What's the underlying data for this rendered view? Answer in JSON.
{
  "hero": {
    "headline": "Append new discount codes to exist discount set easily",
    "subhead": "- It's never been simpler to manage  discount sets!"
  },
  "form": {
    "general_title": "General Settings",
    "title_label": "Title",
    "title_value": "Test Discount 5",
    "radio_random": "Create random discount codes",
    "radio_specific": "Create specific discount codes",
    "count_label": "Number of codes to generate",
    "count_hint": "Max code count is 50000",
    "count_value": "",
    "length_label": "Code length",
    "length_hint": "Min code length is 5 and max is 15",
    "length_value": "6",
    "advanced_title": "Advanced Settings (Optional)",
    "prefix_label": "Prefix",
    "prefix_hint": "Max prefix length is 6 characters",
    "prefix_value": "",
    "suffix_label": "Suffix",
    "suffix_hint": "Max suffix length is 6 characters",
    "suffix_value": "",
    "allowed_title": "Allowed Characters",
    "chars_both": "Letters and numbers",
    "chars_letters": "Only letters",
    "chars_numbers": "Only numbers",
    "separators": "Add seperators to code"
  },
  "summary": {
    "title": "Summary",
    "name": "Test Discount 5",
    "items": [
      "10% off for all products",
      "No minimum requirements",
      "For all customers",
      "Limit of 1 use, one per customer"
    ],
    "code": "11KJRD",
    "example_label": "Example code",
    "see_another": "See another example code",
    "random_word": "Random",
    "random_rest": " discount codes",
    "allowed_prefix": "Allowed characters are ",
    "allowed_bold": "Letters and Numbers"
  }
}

• • • • •

WHAT THE TASK REQUIRES: Print the records above in full, exactly.

SOLUTION TO THE EXERCISE:
What's the underlying data for this rendered view? Answer in JSON.
{
  "hero": {
    "headline": "Append new discount codes to exist discount set easily",
    "subhead": "- It's never been simpler to manage  discount sets!"
  },
  "form": {
    "general_title": "General Settings",
    "title_label": "Title",
    "title_value": "Test Discount 5",
    "radio_random": "Create random discount codes",
    "radio_specific": "Create specific discount codes",
    "count_label": "Number of codes to generate",
    "count_hint": "Max code count is 50000",
    "count_value": "",
    "length_label": "Code length",
    "length_hint": "Min code length is 5 and max is 15",
    "length_value": "6",
    "advanced_title": "Advanced Settings (Optional)",
    "prefix_label": "Prefix",
    "prefix_hint": "Max prefix length is 6 characters",
    "prefix_value": "",
    "suffix_label": "Suffix",
    "suffix_hint": "Max suffix length is 6 characters",
    "suffix_value": "",
    "allowed_title": "Allowed Characters",
    "chars_both": "Letters and numbers",
    "chars_letters": "Only letters",
    "chars_numbers": "Only numbers",
    "separators": "Add seperators to code"
  },
  "summary": {
    "title": "Summary",
    "name": "Test Discount 5",
    "items": [
      "10% off for all products",
      "No minimum requirements",
      "For all customers",
      "Limit of 1 use, one per customer"
    ],
    "code": "11KJRD",
    "example_label": "Example code",
    "see_another": "See another example code",
    "random_word": "Random",
    "random_rest": " discount codes",
    "allowed_prefix": "Allowed characters are ",
    "allowed_bold": "Letters and Numbers"
  }
}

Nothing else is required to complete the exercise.